## Work instructions
Using the listing below, report all lines holding the word "ЗЕМЛЯ".

## Listed records
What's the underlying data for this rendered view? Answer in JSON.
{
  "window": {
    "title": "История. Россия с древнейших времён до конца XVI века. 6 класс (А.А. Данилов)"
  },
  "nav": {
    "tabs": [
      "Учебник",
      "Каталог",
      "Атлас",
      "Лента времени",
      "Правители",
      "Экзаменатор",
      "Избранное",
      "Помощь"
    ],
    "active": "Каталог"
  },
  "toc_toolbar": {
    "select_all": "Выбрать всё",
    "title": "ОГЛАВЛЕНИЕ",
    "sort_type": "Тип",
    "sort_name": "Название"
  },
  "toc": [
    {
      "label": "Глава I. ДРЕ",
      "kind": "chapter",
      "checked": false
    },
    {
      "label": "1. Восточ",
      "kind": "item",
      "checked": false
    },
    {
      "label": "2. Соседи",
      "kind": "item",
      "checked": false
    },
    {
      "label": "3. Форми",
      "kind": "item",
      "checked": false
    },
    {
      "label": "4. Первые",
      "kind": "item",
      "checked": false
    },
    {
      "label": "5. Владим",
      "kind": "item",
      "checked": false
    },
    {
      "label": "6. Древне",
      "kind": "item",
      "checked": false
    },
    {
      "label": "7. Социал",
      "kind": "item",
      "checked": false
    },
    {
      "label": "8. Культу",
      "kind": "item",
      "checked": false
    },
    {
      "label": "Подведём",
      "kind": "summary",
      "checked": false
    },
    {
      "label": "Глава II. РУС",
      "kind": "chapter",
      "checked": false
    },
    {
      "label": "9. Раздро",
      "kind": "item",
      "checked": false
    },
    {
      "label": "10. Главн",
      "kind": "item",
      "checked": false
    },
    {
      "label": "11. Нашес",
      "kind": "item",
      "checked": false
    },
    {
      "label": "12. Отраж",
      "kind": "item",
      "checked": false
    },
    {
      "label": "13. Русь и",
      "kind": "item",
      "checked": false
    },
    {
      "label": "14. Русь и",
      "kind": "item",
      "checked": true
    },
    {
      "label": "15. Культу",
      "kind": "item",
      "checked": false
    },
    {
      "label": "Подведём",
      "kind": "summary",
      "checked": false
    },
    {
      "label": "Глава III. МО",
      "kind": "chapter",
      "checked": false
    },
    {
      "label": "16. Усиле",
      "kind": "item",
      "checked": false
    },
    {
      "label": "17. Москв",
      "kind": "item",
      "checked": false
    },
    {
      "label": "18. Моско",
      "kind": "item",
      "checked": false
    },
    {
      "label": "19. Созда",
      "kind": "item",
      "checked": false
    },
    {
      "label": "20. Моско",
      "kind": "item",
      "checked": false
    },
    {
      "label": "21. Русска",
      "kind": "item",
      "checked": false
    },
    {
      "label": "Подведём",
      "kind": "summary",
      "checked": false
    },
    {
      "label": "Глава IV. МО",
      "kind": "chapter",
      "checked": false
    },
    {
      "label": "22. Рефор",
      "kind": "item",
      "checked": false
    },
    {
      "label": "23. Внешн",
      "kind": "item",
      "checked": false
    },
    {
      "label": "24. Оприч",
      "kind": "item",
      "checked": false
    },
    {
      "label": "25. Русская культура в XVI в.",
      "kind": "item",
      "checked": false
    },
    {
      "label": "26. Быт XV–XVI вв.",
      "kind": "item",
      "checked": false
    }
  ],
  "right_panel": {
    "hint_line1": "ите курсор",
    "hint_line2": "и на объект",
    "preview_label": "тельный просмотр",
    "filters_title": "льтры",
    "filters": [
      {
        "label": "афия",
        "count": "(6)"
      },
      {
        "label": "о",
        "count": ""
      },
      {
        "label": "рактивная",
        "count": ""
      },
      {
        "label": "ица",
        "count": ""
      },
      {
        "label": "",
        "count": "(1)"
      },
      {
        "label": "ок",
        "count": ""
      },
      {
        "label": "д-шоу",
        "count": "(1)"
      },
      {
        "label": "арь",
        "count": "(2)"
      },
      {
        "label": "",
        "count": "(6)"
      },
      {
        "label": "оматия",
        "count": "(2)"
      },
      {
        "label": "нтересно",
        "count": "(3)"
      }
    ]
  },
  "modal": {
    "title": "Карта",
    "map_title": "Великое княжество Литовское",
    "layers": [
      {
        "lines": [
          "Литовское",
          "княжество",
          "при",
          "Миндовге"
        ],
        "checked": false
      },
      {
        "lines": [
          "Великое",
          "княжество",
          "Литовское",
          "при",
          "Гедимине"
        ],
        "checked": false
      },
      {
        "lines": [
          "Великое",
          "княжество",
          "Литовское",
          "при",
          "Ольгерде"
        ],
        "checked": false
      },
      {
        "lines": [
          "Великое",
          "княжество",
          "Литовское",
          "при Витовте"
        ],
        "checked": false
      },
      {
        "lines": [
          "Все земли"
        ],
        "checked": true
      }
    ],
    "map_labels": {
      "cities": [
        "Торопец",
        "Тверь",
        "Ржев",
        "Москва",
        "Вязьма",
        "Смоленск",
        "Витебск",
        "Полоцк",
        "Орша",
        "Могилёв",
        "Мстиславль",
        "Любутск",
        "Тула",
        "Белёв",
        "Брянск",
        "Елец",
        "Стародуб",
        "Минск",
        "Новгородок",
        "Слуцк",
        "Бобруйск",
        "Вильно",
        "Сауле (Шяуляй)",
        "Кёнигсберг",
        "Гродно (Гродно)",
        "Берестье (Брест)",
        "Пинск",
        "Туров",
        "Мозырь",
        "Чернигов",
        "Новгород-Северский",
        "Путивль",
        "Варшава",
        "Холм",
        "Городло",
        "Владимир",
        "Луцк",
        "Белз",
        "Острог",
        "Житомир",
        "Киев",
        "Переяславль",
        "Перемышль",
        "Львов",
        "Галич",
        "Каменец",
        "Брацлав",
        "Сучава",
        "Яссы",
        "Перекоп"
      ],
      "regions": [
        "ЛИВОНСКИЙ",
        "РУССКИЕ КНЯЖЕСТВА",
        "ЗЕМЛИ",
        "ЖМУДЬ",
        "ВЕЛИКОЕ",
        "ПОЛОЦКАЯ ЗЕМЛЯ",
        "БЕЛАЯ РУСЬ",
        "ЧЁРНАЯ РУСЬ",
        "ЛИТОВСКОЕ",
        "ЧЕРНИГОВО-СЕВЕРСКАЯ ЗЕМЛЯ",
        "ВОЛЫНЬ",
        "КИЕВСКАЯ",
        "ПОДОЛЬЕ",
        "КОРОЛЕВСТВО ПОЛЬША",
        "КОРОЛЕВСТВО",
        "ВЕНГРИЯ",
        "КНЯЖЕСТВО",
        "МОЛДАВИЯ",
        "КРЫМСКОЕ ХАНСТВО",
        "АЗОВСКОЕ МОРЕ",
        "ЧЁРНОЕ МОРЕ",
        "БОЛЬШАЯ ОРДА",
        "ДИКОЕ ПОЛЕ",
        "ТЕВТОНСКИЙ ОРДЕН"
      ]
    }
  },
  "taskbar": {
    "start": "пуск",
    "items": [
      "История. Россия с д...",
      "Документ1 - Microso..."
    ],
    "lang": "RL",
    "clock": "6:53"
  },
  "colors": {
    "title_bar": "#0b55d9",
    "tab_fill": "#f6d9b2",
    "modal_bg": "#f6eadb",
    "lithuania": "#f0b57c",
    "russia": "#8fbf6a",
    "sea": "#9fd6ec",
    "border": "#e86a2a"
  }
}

## Response
        "ПОЛОЦКАЯ ЗЕМЛЯ",
        "ЧЕРНИГОВО-СЕВЕРСКАЯ ЗЕМЛЯ",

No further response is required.